**What is required**.
Without altering anything, repeat each of the records.

**Excerpted records**.
+ + + + +
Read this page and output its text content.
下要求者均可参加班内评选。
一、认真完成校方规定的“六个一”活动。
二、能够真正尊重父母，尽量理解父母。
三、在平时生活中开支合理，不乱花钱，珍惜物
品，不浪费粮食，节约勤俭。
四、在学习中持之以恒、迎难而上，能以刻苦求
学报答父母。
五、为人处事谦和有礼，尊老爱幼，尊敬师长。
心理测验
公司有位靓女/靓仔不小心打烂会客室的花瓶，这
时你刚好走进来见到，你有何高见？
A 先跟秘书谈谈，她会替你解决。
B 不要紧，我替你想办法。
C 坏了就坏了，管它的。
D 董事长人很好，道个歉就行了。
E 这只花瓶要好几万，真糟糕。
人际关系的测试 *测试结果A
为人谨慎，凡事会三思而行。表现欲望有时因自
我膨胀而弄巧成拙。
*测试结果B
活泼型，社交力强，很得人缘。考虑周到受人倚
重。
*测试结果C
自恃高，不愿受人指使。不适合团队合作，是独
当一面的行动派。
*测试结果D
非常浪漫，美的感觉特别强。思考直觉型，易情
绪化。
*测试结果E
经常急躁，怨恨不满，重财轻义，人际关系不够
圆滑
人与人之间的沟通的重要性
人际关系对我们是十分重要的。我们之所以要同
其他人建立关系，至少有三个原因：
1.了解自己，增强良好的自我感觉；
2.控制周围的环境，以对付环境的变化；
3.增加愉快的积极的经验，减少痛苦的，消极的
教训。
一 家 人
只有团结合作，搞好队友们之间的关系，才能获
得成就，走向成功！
+ + + + +
**Exercise result**.
Read this page and output its text content.
下要求者均可参加班内评选。
一、认真完成校方规定的“六个一”活动。
二、能够真正尊重父母，尽量理解父母。
三、在平时生活中开支合理，不乱花钱，珍惜物
品，不浪费粮食，节约勤俭。
四、在学习中持之以恒、迎难而上，能以刻苦求
学报答父母。
五、为人处事谦和有礼，尊老爱幼，尊敬师长。
心理测验
公司有位靓女/靓仔不小心打烂会客室的花瓶，这
时你刚好走进来见到，你有何高见？
A 先跟秘书谈谈，她会替你解决。
B 不要紧，我替你想办法。
C 坏了就坏了，管它的。
D 董事长人很好，道个歉就行了。
E 这只花瓶要好几万，真糟糕。
人际关系的测试 *测试结果A
为人谨慎，凡事会三思而行。表现欲望有时因自
我膨胀而弄巧成拙。
*测试结果B
活泼型，社交力强，很得人缘。考虑周到受人倚
重。
*测试结果C
自恃高，不愿受人指使。不适合团队合作，是独
当一面的行动派。
*测试结果D
非常浪漫，美的感觉特别强。思考直觉型，易情
绪化。
*测试结果E
经常急躁，怨恨不满，重财轻义，人际关系不够
圆滑
人与人之间的沟通的重要性
人际关系对我们是十分重要的。我们之所以要同
其他人建立关系，至少有三个原因：
1.了解自己，增强良好的自我感觉；
2.控制周围的环境，以对付环境的变化；
3.增加愉快的积极的经验，减少痛苦的，消极的
教训。
一 家 人
只有团结合作，搞好队友们之间的关系，才能获
得成就，走向成功！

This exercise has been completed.